- **SUPPLIED MATERIAL**:
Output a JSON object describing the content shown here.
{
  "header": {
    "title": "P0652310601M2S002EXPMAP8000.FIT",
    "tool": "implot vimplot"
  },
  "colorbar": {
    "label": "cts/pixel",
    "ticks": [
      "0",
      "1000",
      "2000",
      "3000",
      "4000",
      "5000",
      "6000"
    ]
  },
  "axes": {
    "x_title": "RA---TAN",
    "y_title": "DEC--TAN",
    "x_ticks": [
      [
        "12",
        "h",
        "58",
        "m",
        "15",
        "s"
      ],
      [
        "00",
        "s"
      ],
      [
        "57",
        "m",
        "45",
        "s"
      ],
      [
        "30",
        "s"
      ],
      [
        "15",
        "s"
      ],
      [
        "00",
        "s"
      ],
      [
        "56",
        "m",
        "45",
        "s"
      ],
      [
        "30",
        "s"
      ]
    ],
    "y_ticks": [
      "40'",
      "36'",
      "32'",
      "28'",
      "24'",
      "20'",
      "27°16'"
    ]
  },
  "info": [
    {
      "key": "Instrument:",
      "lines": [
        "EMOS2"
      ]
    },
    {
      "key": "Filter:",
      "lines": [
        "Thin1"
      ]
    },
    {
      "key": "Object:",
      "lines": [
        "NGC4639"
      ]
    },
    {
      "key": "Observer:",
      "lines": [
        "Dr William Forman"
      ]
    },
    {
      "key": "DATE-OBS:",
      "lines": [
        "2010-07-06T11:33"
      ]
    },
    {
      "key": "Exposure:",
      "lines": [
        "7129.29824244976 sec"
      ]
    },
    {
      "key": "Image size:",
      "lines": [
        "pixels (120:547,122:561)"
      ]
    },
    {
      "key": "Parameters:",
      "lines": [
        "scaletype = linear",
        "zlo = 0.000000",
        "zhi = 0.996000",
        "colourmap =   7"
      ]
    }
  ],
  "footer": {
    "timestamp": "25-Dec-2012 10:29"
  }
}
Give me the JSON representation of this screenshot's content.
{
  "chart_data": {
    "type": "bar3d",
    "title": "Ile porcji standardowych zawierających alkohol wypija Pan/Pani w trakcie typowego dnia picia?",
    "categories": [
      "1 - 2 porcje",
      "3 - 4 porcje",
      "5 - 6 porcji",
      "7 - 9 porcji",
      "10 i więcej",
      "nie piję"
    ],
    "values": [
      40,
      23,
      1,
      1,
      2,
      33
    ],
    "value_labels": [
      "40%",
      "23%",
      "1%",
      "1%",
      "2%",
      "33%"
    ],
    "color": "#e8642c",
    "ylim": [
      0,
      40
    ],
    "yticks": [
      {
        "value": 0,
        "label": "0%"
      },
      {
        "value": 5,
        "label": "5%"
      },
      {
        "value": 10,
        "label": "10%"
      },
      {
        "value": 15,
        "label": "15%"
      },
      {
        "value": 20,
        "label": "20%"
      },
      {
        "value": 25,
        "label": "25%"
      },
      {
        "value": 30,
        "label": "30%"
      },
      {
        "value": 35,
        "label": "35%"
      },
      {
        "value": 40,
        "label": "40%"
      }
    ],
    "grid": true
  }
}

- **GIVEN REQUEST**: Copy all lines from the data that hold the word "JSON".

- **ANSWER TO THE TASK**:
Output a JSON object describing the content shown here.
Give me the JSON representation of this screenshot's content.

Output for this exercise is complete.